• GOAL: Skip the pictures. Copy all the rest of the records down exactly.

===== MATERIAL FOR THIS EXERCISE

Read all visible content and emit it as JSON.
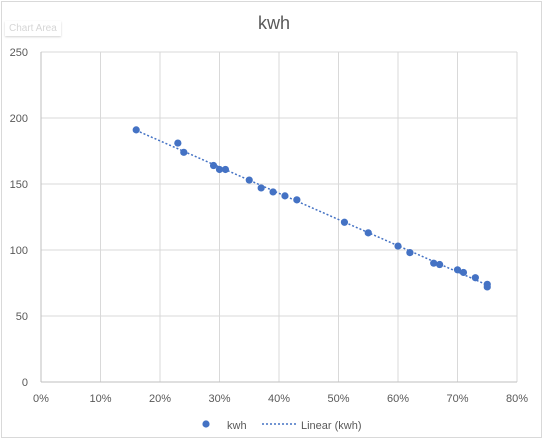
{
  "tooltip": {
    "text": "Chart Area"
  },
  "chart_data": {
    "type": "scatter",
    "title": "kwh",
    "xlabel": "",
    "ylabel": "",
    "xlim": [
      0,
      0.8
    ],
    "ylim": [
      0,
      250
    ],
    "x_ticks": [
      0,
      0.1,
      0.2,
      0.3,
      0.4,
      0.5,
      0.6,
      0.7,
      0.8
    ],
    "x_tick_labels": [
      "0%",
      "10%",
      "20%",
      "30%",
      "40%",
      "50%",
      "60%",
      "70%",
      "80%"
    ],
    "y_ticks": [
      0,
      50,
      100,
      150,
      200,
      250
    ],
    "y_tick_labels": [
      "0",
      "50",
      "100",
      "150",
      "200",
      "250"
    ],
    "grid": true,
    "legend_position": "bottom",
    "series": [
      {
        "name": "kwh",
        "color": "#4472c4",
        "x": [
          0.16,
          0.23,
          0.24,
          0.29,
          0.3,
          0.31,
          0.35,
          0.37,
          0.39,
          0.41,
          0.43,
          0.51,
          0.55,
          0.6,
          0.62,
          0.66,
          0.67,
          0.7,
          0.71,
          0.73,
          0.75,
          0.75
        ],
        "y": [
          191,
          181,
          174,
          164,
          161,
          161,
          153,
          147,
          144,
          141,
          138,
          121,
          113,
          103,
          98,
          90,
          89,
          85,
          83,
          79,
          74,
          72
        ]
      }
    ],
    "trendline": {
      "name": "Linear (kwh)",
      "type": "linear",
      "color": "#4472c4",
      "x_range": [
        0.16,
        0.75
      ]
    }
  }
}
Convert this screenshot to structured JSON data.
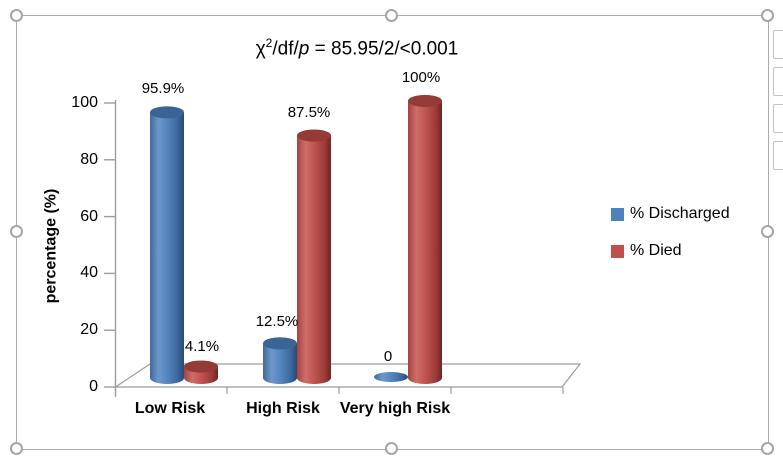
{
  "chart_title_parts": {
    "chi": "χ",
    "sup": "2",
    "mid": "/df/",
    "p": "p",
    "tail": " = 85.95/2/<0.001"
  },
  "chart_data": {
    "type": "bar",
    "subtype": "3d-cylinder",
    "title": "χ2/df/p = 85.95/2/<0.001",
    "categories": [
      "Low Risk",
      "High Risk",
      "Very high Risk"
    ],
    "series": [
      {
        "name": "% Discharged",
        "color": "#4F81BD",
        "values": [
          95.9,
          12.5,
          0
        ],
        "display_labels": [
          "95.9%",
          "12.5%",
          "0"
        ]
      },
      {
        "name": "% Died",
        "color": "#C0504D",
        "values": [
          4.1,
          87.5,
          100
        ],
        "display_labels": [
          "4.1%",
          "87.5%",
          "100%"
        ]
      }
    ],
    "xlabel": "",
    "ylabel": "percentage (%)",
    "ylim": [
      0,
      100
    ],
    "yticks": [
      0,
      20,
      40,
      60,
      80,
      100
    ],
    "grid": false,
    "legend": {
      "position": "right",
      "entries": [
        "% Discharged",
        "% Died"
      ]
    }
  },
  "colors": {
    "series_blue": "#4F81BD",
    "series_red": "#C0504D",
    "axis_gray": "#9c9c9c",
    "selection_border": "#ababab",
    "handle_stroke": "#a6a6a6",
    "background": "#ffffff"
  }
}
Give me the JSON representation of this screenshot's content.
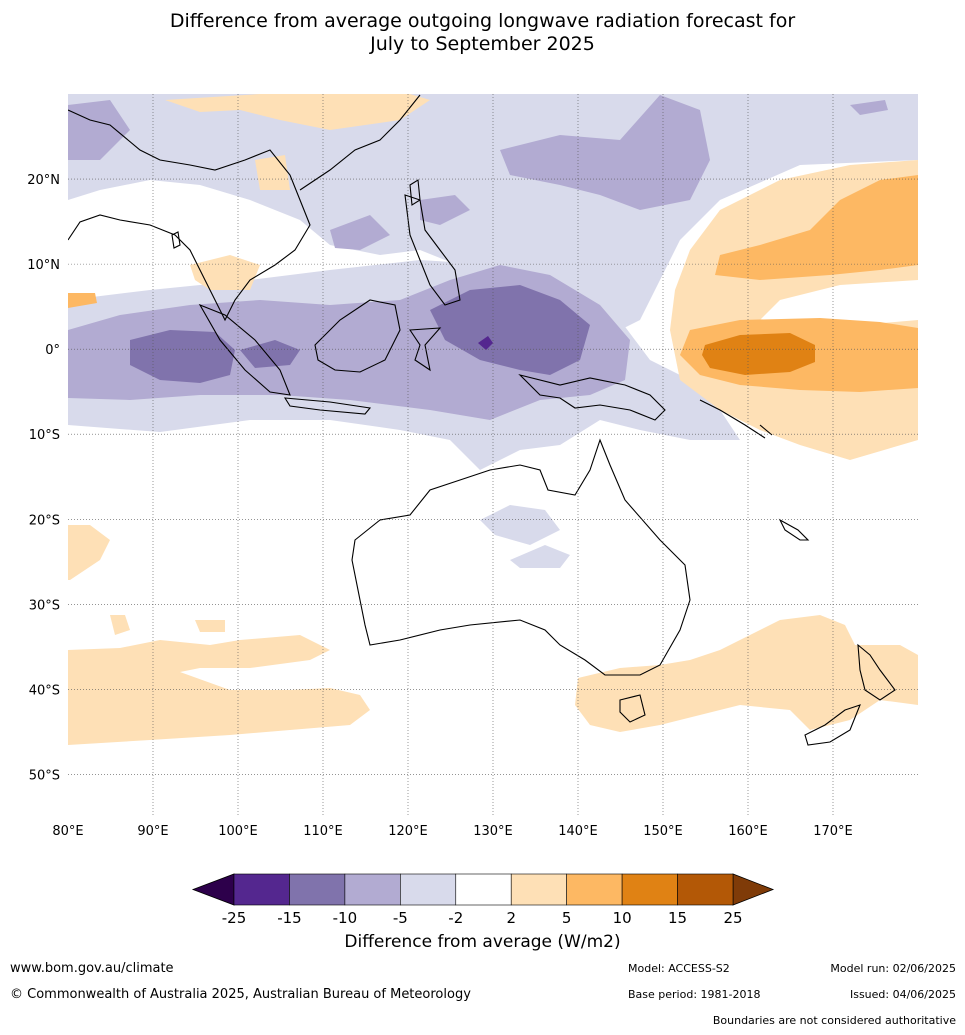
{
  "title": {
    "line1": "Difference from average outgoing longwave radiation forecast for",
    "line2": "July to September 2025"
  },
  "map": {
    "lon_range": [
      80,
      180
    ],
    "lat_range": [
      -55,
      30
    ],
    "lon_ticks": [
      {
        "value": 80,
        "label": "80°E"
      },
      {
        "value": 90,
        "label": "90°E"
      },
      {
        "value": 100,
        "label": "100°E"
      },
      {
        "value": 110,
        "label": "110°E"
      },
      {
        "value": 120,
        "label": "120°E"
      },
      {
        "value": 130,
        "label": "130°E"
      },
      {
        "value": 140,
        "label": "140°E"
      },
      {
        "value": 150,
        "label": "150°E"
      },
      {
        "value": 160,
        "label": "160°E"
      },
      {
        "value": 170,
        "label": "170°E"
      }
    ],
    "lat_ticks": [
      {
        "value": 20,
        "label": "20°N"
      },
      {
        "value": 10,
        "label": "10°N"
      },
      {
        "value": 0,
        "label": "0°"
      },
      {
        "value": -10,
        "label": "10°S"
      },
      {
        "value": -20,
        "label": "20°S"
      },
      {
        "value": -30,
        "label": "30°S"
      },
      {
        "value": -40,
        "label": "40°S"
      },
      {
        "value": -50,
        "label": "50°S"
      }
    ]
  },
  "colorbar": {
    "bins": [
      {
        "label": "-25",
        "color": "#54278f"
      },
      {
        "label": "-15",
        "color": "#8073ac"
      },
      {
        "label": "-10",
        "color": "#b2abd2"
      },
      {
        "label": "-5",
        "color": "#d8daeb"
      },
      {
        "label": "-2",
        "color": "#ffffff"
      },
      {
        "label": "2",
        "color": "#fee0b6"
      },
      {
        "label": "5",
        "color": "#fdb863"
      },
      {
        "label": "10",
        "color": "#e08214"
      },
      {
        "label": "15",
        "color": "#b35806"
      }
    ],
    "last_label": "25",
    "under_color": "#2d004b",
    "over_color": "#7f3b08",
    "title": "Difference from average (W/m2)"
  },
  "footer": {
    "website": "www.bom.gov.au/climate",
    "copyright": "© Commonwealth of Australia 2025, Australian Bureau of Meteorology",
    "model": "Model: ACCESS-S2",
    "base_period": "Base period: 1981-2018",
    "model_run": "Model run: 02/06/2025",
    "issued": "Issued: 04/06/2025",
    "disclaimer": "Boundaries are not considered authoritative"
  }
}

==========

• ANSWER TO THIS PROBLEM:
Read all visible content and emit it as JSON.
{
  "tooltip": {
    "text": "Chart Area"
  },
  "chart_data": {
    "type": "scatter",
    "title": "kwh",
    "xlabel": "",
    "ylabel": "",
    "xlim": [
      0,
      0.8
    ],
    "ylim": [
      0,
      250
    ],
    "x_ticks": [
      0,
      0.1,
      0.2,
      0.3,
      0.4,
      0.5,
      0.6,
      0.7,
      0.8
    ],
    "x_tick_labels": [
      "0%",
      "10%",
      "20%",
      "30%",
      "40%",
      "50%",
      "60%",
      "70%",
      "80%"
    ],
    "y_ticks": [
      0,
      50,
      100,
      150,
      200,
      250
    ],
    "y_tick_labels": [
      "0",
      "50",
      "100",
      "150",
      "200",
      "250"
    ],
    "grid": true,
    "legend_position": "bottom",
    "series": [
      {
        "name": "kwh",
        "color": "#4472c4",
        "x": [
          0.16,
          0.23,
          0.24,
          0.29,
          0.3,
          0.31,
          0.35,
          0.37,
          0.39,
          0.41,
          0.43,
          0.51,
          0.55,
          0.6,
          0.62,
          0.66,
          0.67,
          0.7,
          0.71,
          0.73,
          0.75,
          0.75
        ],
        "y": [
          191,
          181,
          174,
          164,
          161,
          161,
          153,
          147,
          144,
          141,
          138,
          121,
          113,
          103,
          98,
          90,
          89,
          85,
          83,
          79,
          74,
          72
        ]
      }
    ],
    "trendline": {
      "name": "Linear (kwh)",
      "type": "linear",
      "color": "#4472c4",
      "x_range": [
        0.16,
        0.75
      ]
    }
  }
}
Convert this screenshot to structured JSON data.
{
  "chart_title_parts": {
    "chi": "χ",
    "sup": "2",
    "mid": "/df/",
    "p": "p",
    "tail": " = 85.95/2/<0.001"
  },
  "chart_data": {
    "type": "bar",
    "subtype": "3d-cylinder",
    "title": "χ2/df/p = 85.95/2/<0.001",
    "categories": [
      "Low Risk",
      "High Risk",
      "Very high Risk"
    ],
    "series": [
      {
        "name": "% Discharged",
        "color": "#4F81BD",
        "values": [
          95.9,
          12.5,
          0
        ],
        "display_labels": [
          "95.9%",
          "12.5%",
          "0"
        ]
      },
      {
        "name": "% Died",
        "color": "#C0504D",
        "values": [
          4.1,
          87.5,
          100
        ],
        "display_labels": [
          "4.1%",
          "87.5%",
          "100%"
        ]
      }
    ],
    "xlabel": "",
    "ylabel": "percentage (%)",
    "ylim": [
      0,
      100
    ],
    "yticks": [
      0,
      20,
      40,
      60,
      80,
      100
    ],
    "grid": false,
    "legend": {
      "position": "right",
      "entries": [
        "% Discharged",
        "% Died"
      ]
    }
  },
  "colors": {
    "series_blue": "#4F81BD",
    "series_red": "#C0504D",
    "axis_gray": "#9c9c9c",
    "selection_border": "#ababab",
    "handle_stroke": "#a6a6a6",
    "background": "#ffffff"
  }
}
Give me the JSON representation of this screenshot's content.
{
  "title": {
    "line1": "Difference from average outgoing longwave radiation forecast for",
    "line2": "July to September 2025"
  },
  "map": {
    "lon_range": [
      80,
      180
    ],
    "lat_range": [
      -55,
      30
    ],
    "lon_ticks": [
      {
        "value": 80,
        "label": "80°E"
      },
      {
        "value": 90,
        "label": "90°E"
      },
      {
        "value": 100,
        "label": "100°E"
      },
      {
        "value": 110,
        "label": "110°E"
      },
      {
        "value": 120,
        "label": "120°E"
      },
      {
        "value": 130,
        "label": "130°E"
      },
      {
        "value": 140,
        "label": "140°E"
      },
      {
        "value": 150,
        "label": "150°E"
      },
      {
        "value": 160,
        "label": "160°E"
      },
      {
        "value": 170,
        "label": "170°E"
      }
    ],
    "lat_ticks": [
      {
        "value": 20,
        "label": "20°N"
      },
      {
        "value": 10,
        "label": "10°N"
      },
      {
        "value": 0,
        "label": "0°"
      },
      {
        "value": -10,
        "label": "10°S"
      },
      {
        "value": -20,
        "label": "20°S"
      },
      {
        "value": -30,
        "label": "30°S"
      },
      {
        "value": -40,
        "label": "40°S"
      },
      {
        "value": -50,
        "label": "50°S"
      }
    ]
  },
  "colorbar": {
    "bins": [
      {
        "label": "-25",
        "color": "#54278f"
      },
      {
        "label": "-15",
        "color": "#8073ac"
      },
      {
        "label": "-10",
        "color": "#b2abd2"
      },
      {
        "label": "-5",
        "color": "#d8daeb"
      },
      {
        "label": "-2",
        "color": "#ffffff"
      },
      {
        "label": "2",
        "color": "#fee0b6"
      },
      {
        "label": "5",
        "color": "#fdb863"
      },
      {
        "label": "10",
        "color": "#e08214"
      },
      {
        "label": "15",
        "color": "#b35806"
      }
    ],
    "last_label": "25",
    "under_color": "#2d004b",
    "over_color": "#7f3b08",
    "title": "Difference from average (W/m2)"
  },
  "footer": {
    "website": "www.bom.gov.au/climate",
    "copyright": "© Commonwealth of Australia 2025, Australian Bureau of Meteorology",
    "model": "Model: ACCESS-S2",
    "base_period": "Base period: 1981-2018",
    "model_run": "Model run: 02/06/2025",
    "issued": "Issued: 04/06/2025",
    "disclaimer": "Boundaries are not considered authoritative"
  }
}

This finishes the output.